— start of Records shown —

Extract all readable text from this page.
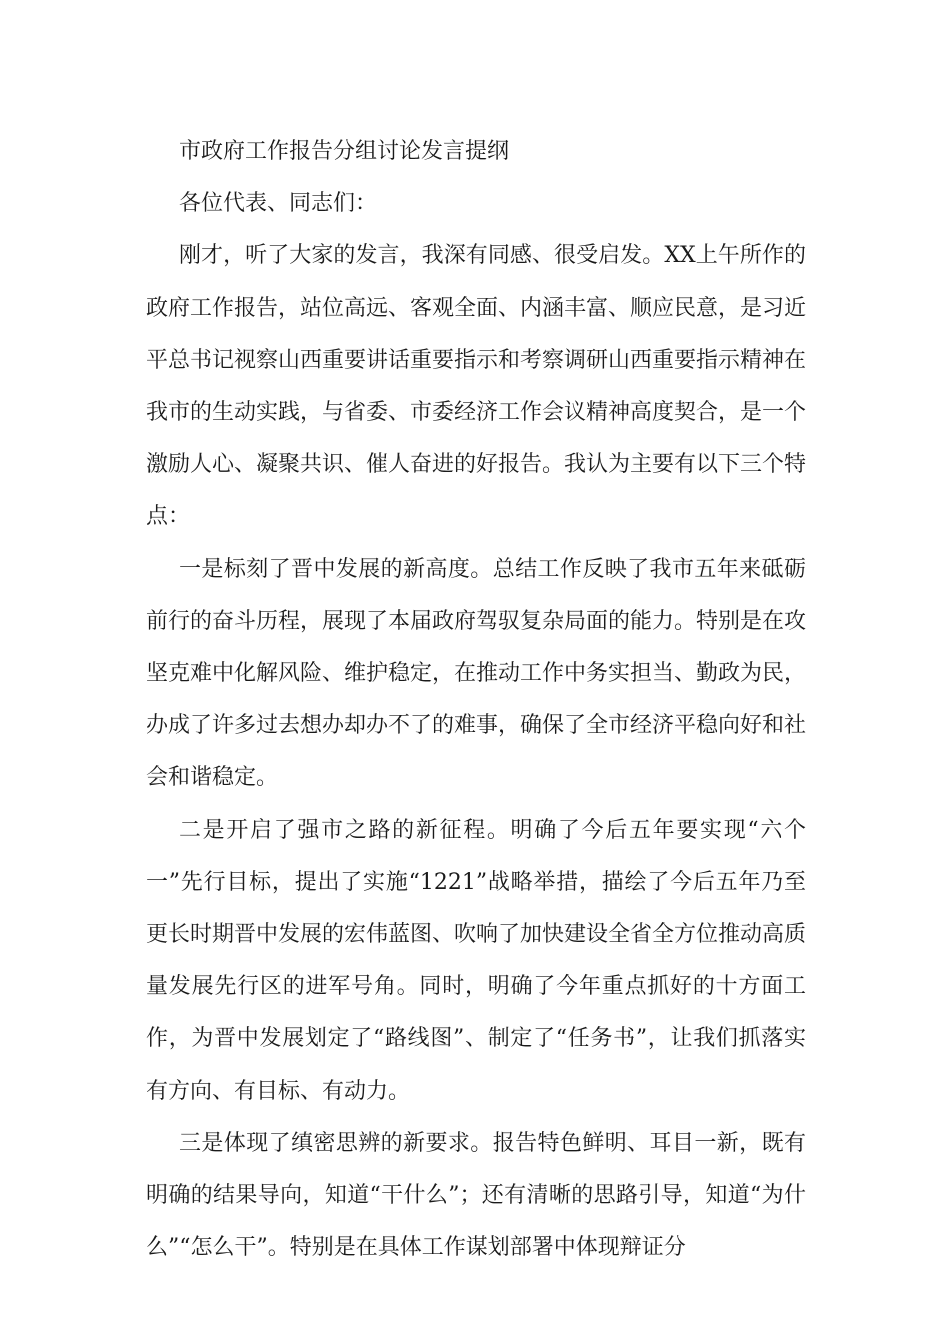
市政府工作报告分组讨论发言提纲

各位代表、同志们：

刚才，听了大家的发言，我深有同感、很受启发。XX上午所作的政府工作报告，站位高远、客观全面、内涵丰富、顺应民意，是习近平总书记视察山西重要讲话重要指示和考察调研山西重要指示精神在我市的生动实践，与省委、市委经济工作会议精神高度契合，是一个激励人心、凝聚共识、催人奋进的好报告。我认为主要有以下三个特点：

一是标刻了晋中发展的新高度。总结工作反映了我市五年来砥砺前行的奋斗历程，展现了本届政府驾驭复杂局面的能力。特别是在攻坚克难中化解风险、维护稳定，在推动工作中务实担当、勤政为民，办成了许多过去想办却办不了的难事，确保了全市经济平稳向好和社会和谐稳定。

二是开启了强市之路的新征程。明确了今后五年要实现“六个一”先行目标，提出了实施“1221”战略举措，描绘了今后五年乃至更长时期晋中发展的宏伟蓝图、吹响了加快建设全省全方位推动高质量发展先行区的进军号角。同时，明确了今年重点抓好的十方面工作，为晋中发展划定了“路线图”、制定了“任务书”，让我们抓落实有方向、有目标、有动力。

三是体现了缜密思辨的新要求。报告特色鲜明、耳目一新，既有明确的结果导向，知道“干什么”；还有清晰的思路引导，知道“为什么”“怎么干”。特别是在具体工作谋划部署中体现辩证分
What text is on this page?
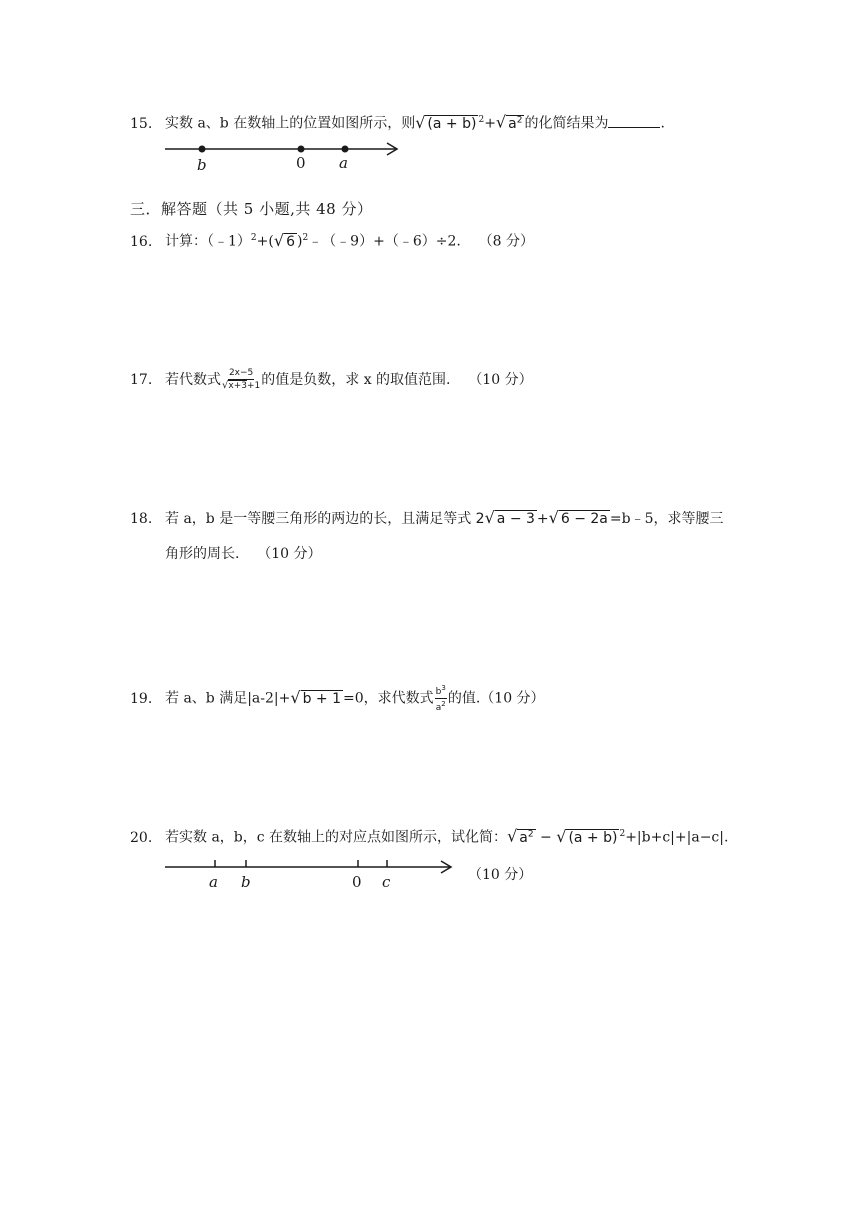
15. 实数 a、b 在数轴上的位置如图所示，则√ (a + b) $^2$+√ $a^2$ 的化简结果为	.
b	0 a
三．解答题（共 5 小题,共 48 分）
16. 计算：（﹣1）$^2$+(√ 6 )$^2$﹣（﹣9）+（﹣6）÷2. （8 分）
17. 若代数式 $\frac{2x-5}{√x+3+1}$ 的值是负数，求 x 的取值范围. （10 分）
18. 若 a，b 是一等腰三角形的两边的长，且满足等式 2√ a − 3 +√ 6 − 2a =b﹣5，求等腰三
角形的周长. （10 分）
19. 若 a、b 满足|a-2|+√ b + 1 =0，求代数式 $\frac{b^3}{a^2}$ 的值.（10 分）
20. 若实数 a，b，c 在数轴上的对应点如图所示，试化简：√ $a^2$ − √ (a + b) $^2$+|b+c|+|a−c|.
a b	0 c	（10 分）
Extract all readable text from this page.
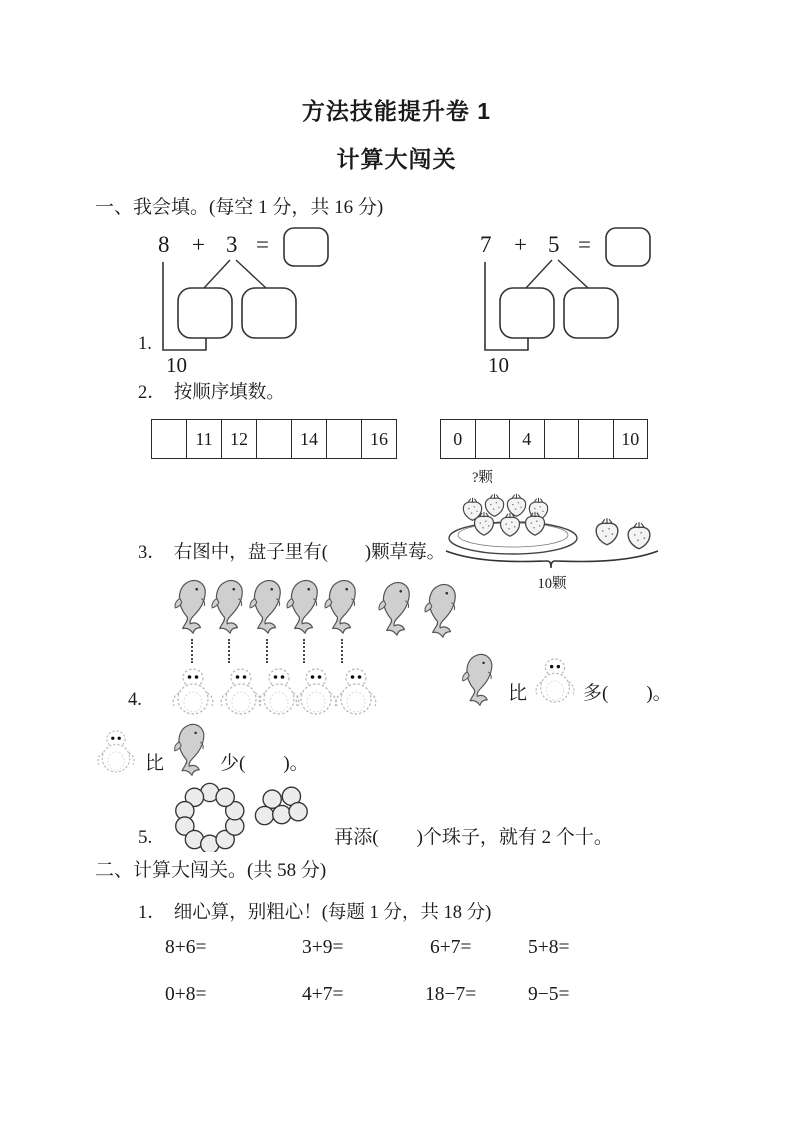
方法技能提升卷 1
计算大闯关
一、我会填。(每空 1 分，共 16 分)
1.
8 + 3 =
10
7 + 5 =
10
2． 按顺序填数。
11 12	14	16	0	4	10
?颗
10颗
3． 右图中，盘子里有(　　)颗草莓。
4.	比	多(　　)。
比	少(　　)。
5.	再添(　　)个珠子，就有 2 个十。
二、计算大闯关。(共 58 分)
1． 细心算，别粗心！(每题 1 分，共 18 分)
8+6=	3+9=	6+7=	5+8=
0+8=	4+7=	18−7=	9−5=
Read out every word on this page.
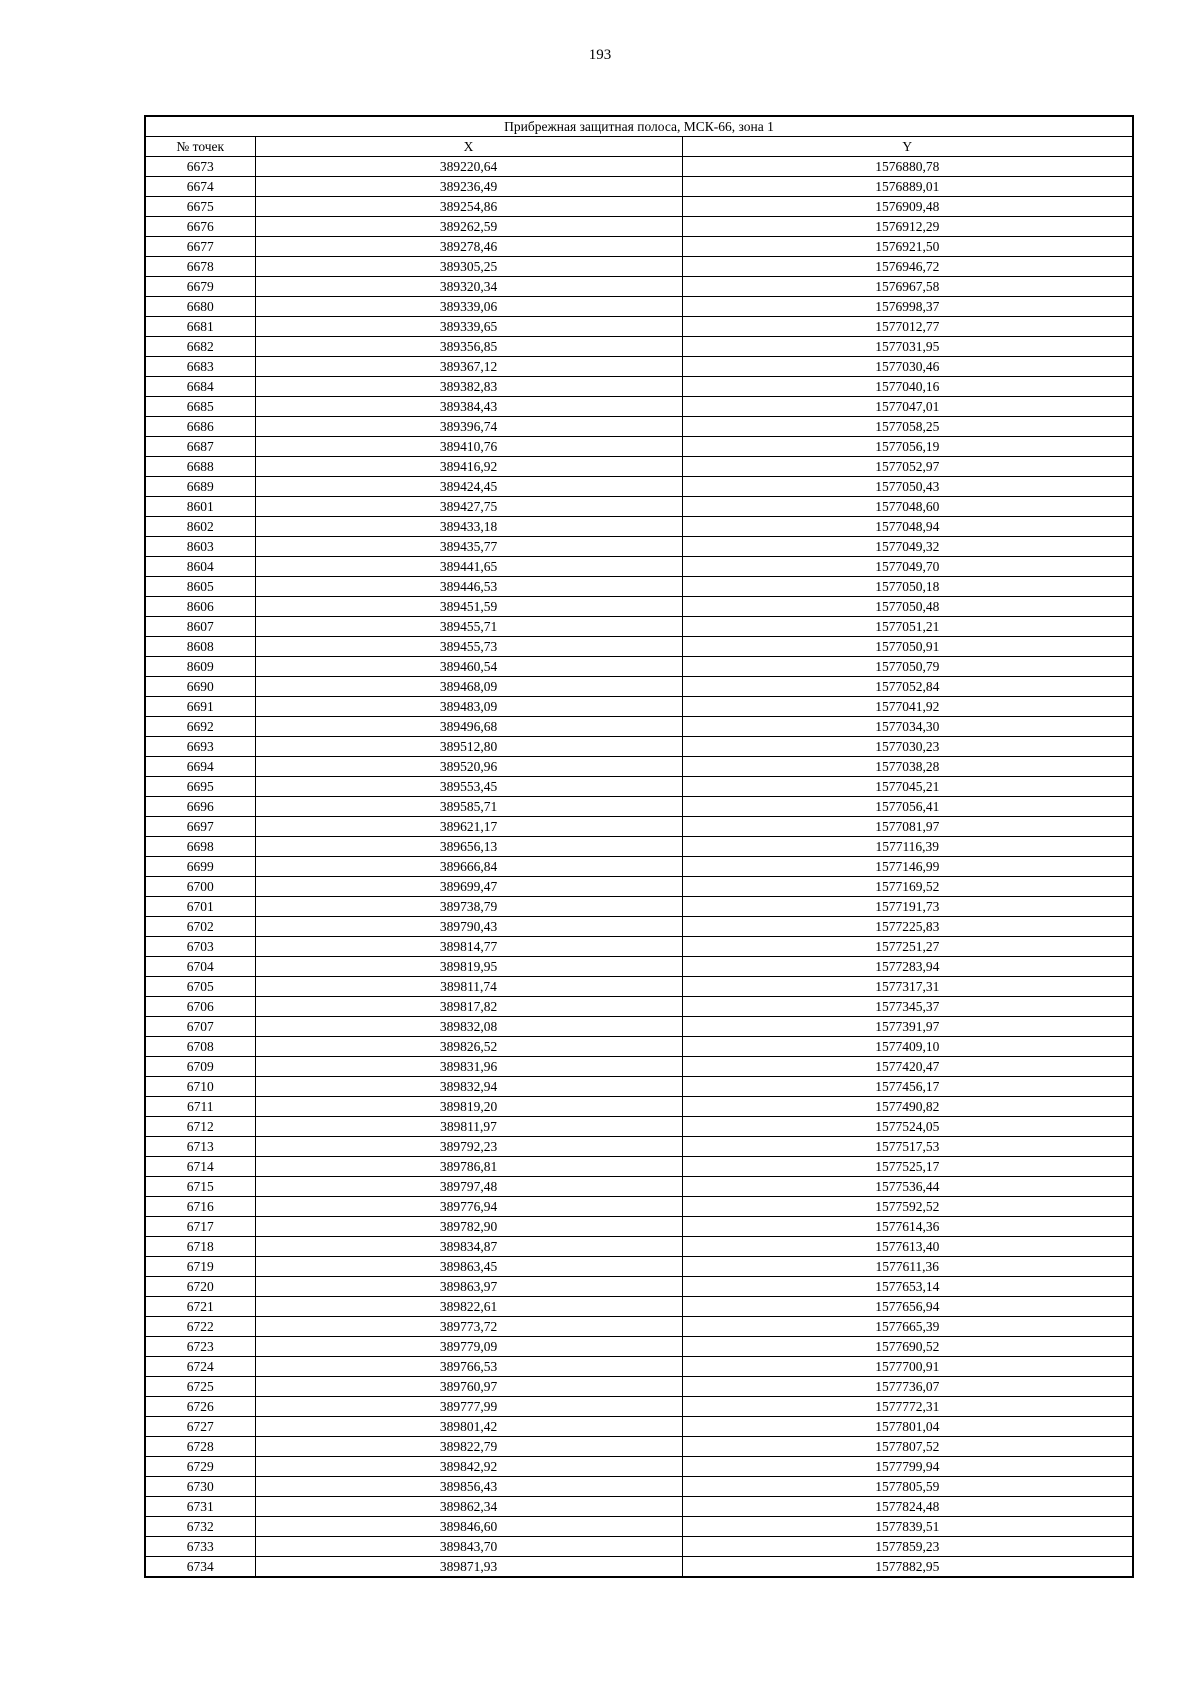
193
Прибрежная защитная полоса, МСК-66, зона 1		
№ точек	X	Y
6673	389220,64	1576880,78
6674	389236,49	1576889,01
6675	389254,86	1576909,48
6676	389262,59	1576912,29
6677	389278,46	1576921,50
6678	389305,25	1576946,72
6679	389320,34	1576967,58
6680	389339,06	1576998,37
6681	389339,65	1577012,77
6682	389356,85	1577031,95
6683	389367,12	1577030,46
6684	389382,83	1577040,16
6685	389384,43	1577047,01
6686	389396,74	1577058,25
6687	389410,76	1577056,19
6688	389416,92	1577052,97
6689	389424,45	1577050,43
8601	389427,75	1577048,60
8602	389433,18	1577048,94
8603	389435,77	1577049,32
8604	389441,65	1577049,70
8605	389446,53	1577050,18
8606	389451,59	1577050,48
8607	389455,71	1577051,21
8608	389455,73	1577050,91
8609	389460,54	1577050,79
6690	389468,09	1577052,84
6691	389483,09	1577041,92
6692	389496,68	1577034,30
6693	389512,80	1577030,23
6694	389520,96	1577038,28
6695	389553,45	1577045,21
6696	389585,71	1577056,41
6697	389621,17	1577081,97
6698	389656,13	1577116,39
6699	389666,84	1577146,99
6700	389699,47	1577169,52
6701	389738,79	1577191,73
6702	389790,43	1577225,83
6703	389814,77	1577251,27
6704	389819,95	1577283,94
6705	389811,74	1577317,31
6706	389817,82	1577345,37
6707	389832,08	1577391,97
6708	389826,52	1577409,10
6709	389831,96	1577420,47
6710	389832,94	1577456,17
6711	389819,20	1577490,82
6712	389811,97	1577524,05
6713	389792,23	1577517,53
6714	389786,81	1577525,17
6715	389797,48	1577536,44
6716	389776,94	1577592,52
6717	389782,90	1577614,36
6718	389834,87	1577613,40
6719	389863,45	1577611,36
6720	389863,97	1577653,14
6721	389822,61	1577656,94
6722	389773,72	1577665,39
6723	389779,09	1577690,52
6724	389766,53	1577700,91
6725	389760,97	1577736,07
6726	389777,99	1577772,31
6727	389801,42	1577801,04
6728	389822,79	1577807,52
6729	389842,92	1577799,94
6730	389856,43	1577805,59
6731	389862,34	1577824,48
6732	389846,60	1577839,51
6733	389843,70	1577859,23
6734	389871,93	1577882,95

— end of Records shown —

== Stated goal ==
Each entry must be retyped word for word, with every image omitted.

== The response ==
Extract all readable text from this page.
市政府工作报告分组讨论发言提纲

各位代表、同志们：

刚才，听了大家的发言，我深有同感、很受启发。XX上午所作的政府工作报告，站位高远、客观全面、内涵丰富、顺应民意，是习近平总书记视察山西重要讲话重要指示和考察调研山西重要指示精神在我市的生动实践，与省委、市委经济工作会议精神高度契合，是一个激励人心、凝聚共识、催人奋进的好报告。我认为主要有以下三个特点：

一是标刻了晋中发展的新高度。总结工作反映了我市五年来砥砺前行的奋斗历程，展现了本届政府驾驭复杂局面的能力。特别是在攻坚克难中化解风险、维护稳定，在推动工作中务实担当、勤政为民，办成了许多过去想办却办不了的难事，确保了全市经济平稳向好和社会和谐稳定。

二是开启了强市之路的新征程。明确了今后五年要实现“六个一”先行目标，提出了实施“1221”战略举措，描绘了今后五年乃至更长时期晋中发展的宏伟蓝图、吹响了加快建设全省全方位推动高质量发展先行区的进军号角。同时，明确了今年重点抓好的十方面工作，为晋中发展划定了“路线图”、制定了“任务书”，让我们抓落实有方向、有目标、有动力。

三是体现了缜密思辨的新要求。报告特色鲜明、耳目一新，既有明确的结果导向，知道“干什么”；还有清晰的思路引导，知道“为什么”“怎么干”。特别是在具体工作谋划部署中体现辩证分
What text is on this page?
15. 实数 a、b 在数轴上的位置如图所示，则√ (a + b) $^2$+√ $a^2$ 的化简结果为	.
b	0 a
三．解答题（共 5 小题,共 48 分）
16. 计算：（﹣1）$^2$+(√ 6 )$^2$﹣（﹣9）+（﹣6）÷2. （8 分）
17. 若代数式 $\frac{2x-5}{√x+3+1}$ 的值是负数，求 x 的取值范围. （10 分）
18. 若 a，b 是一等腰三角形的两边的长，且满足等式 2√ a − 3 +√ 6 − 2a =b﹣5，求等腰三
角形的周长. （10 分）
19. 若 a、b 满足|a-2|+√ b + 1 =0，求代数式 $\frac{b^3}{a^2}$ 的值.（10 分）
20. 若实数 a，b，c 在数轴上的对应点如图所示，试化简：√ $a^2$ − √ (a + b) $^2$+|b+c|+|a−c|.
a b	0 c	（10 分）
Extract all readable text from this page.
方法技能提升卷 1
计算大闯关
一、我会填。(每空 1 分，共 16 分)
1.
8 + 3 =
10
7 + 5 =
10
2． 按顺序填数。
11 12	14	16	0	4	10
?颗
10颗
3． 右图中，盘子里有(　　)颗草莓。
4.	比	多(　　)。
比	少(　　)。
5.	再添(　　)个珠子，就有 2 个十。
二、计算大闯关。(共 58 分)
1． 细心算，别粗心！(每题 1 分，共 18 分)
8+6=	3+9=	6+7=	5+8=
0+8=	4+7=	18−7=	9−5=
Read out every word on this page.
193
Прибрежная защитная полоса, МСК-66, зона 1		
№ точек	X	Y
6673	389220,64	1576880,78
6674	389236,49	1576889,01
6675	389254,86	1576909,48
6676	389262,59	1576912,29
6677	389278,46	1576921,50
6678	389305,25	1576946,72
6679	389320,34	1576967,58
6680	389339,06	1576998,37
6681	389339,65	1577012,77
6682	389356,85	1577031,95
6683	389367,12	1577030,46
6684	389382,83	1577040,16
6685	389384,43	1577047,01
6686	389396,74	1577058,25
6687	389410,76	1577056,19
6688	389416,92	1577052,97
6689	389424,45	1577050,43
8601	389427,75	1577048,60
8602	389433,18	1577048,94
8603	389435,77	1577049,32
8604	389441,65	1577049,70
8605	389446,53	1577050,18
8606	389451,59	1577050,48
8607	389455,71	1577051,21
8608	389455,73	1577050,91
8609	389460,54	1577050,79
6690	389468,09	1577052,84
6691	389483,09	1577041,92
6692	389496,68	1577034,30
6693	389512,80	1577030,23
6694	389520,96	1577038,28
6695	389553,45	1577045,21
6696	389585,71	1577056,41
6697	389621,17	1577081,97
6698	389656,13	1577116,39
6699	389666,84	1577146,99
6700	389699,47	1577169,52
6701	389738,79	1577191,73
6702	389790,43	1577225,83
6703	389814,77	1577251,27
6704	389819,95	1577283,94
6705	389811,74	1577317,31
6706	389817,82	1577345,37
6707	389832,08	1577391,97
6708	389826,52	1577409,10
6709	389831,96	1577420,47
6710	389832,94	1577456,17
6711	389819,20	1577490,82
6712	389811,97	1577524,05
6713	389792,23	1577517,53
6714	389786,81	1577525,17
6715	389797,48	1577536,44
6716	389776,94	1577592,52
6717	389782,90	1577614,36
6718	389834,87	1577613,40
6719	389863,45	1577611,36
6720	389863,97	1577653,14
6721	389822,61	1577656,94
6722	389773,72	1577665,39
6723	389779,09	1577690,52
6724	389766,53	1577700,91
6725	389760,97	1577736,07
6726	389777,99	1577772,31
6727	389801,42	1577801,04
6728	389822,79	1577807,52
6729	389842,92	1577799,94
6730	389856,43	1577805,59
6731	389862,34	1577824,48
6732	389846,60	1577839,51
6733	389843,70	1577859,23
6734	389871,93	1577882,95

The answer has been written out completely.